(Collected data)
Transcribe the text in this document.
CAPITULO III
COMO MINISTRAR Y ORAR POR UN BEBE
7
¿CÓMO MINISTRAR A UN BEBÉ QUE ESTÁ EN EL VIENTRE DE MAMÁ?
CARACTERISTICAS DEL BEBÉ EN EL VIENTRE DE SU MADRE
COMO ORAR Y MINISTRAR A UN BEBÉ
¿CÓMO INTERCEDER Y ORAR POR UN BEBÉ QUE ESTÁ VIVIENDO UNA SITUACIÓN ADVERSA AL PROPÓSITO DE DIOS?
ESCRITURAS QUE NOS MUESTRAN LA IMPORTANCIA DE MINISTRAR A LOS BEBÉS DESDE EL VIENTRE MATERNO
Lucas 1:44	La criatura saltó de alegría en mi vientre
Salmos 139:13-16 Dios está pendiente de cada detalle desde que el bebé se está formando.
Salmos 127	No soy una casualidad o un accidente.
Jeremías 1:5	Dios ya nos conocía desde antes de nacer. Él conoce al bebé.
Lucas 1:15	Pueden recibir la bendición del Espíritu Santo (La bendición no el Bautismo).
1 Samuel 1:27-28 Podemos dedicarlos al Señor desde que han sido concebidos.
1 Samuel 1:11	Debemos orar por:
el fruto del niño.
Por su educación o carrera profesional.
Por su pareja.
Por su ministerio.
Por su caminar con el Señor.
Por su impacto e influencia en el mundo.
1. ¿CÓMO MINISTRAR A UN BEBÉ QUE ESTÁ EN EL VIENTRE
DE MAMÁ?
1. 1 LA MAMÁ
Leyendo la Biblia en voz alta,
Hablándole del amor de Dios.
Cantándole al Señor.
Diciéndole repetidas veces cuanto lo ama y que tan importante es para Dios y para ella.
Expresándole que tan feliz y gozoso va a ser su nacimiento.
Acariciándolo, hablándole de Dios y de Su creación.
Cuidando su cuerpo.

_GIVEN EXERCISE_
Extract every entry above as it appears.

_SOLUTION FOR THIS EXERCISE_
Transcribe the text in this document.
CAPITULO III
COMO MINISTRAR Y ORAR POR UN BEBE
7
¿CÓMO MINISTRAR A UN BEBÉ QUE ESTÁ EN EL VIENTRE DE MAMÁ?
CARACTERISTICAS DEL BEBÉ EN EL VIENTRE DE SU MADRE
COMO ORAR Y MINISTRAR A UN BEBÉ
¿CÓMO INTERCEDER Y ORAR POR UN BEBÉ QUE ESTÁ VIVIENDO UNA SITUACIÓN ADVERSA AL PROPÓSITO DE DIOS?
ESCRITURAS QUE NOS MUESTRAN LA IMPORTANCIA DE MINISTRAR A LOS BEBÉS DESDE EL VIENTRE MATERNO
Lucas 1:44	La criatura saltó de alegría en mi vientre
Salmos 139:13-16 Dios está pendiente de cada detalle desde que el bebé se está formando.
Salmos 127	No soy una casualidad o un accidente.
Jeremías 1:5	Dios ya nos conocía desde antes de nacer. Él conoce al bebé.
Lucas 1:15	Pueden recibir la bendición del Espíritu Santo (La bendición no el Bautismo).
1 Samuel 1:27-28 Podemos dedicarlos al Señor desde que han sido concebidos.
1 Samuel 1:11	Debemos orar por:
el fruto del niño.
Por su educación o carrera profesional.
Por su pareja.
Por su ministerio.
Por su caminar con el Señor.
Por su impacto e influencia en el mundo.
1. ¿CÓMO MINISTRAR A UN BEBÉ QUE ESTÁ EN EL VIENTRE
DE MAMÁ?
1. 1 LA MAMÁ
Leyendo la Biblia en voz alta,
Hablándole del amor de Dios.
Cantándole al Señor.
Diciéndole repetidas veces cuanto lo ama y que tan importante es para Dios y para ella.
Expresándole que tan feliz y gozoso va a ser su nacimiento.
Acariciándolo, hablándole de Dios y de Su creación.
Cuidando su cuerpo.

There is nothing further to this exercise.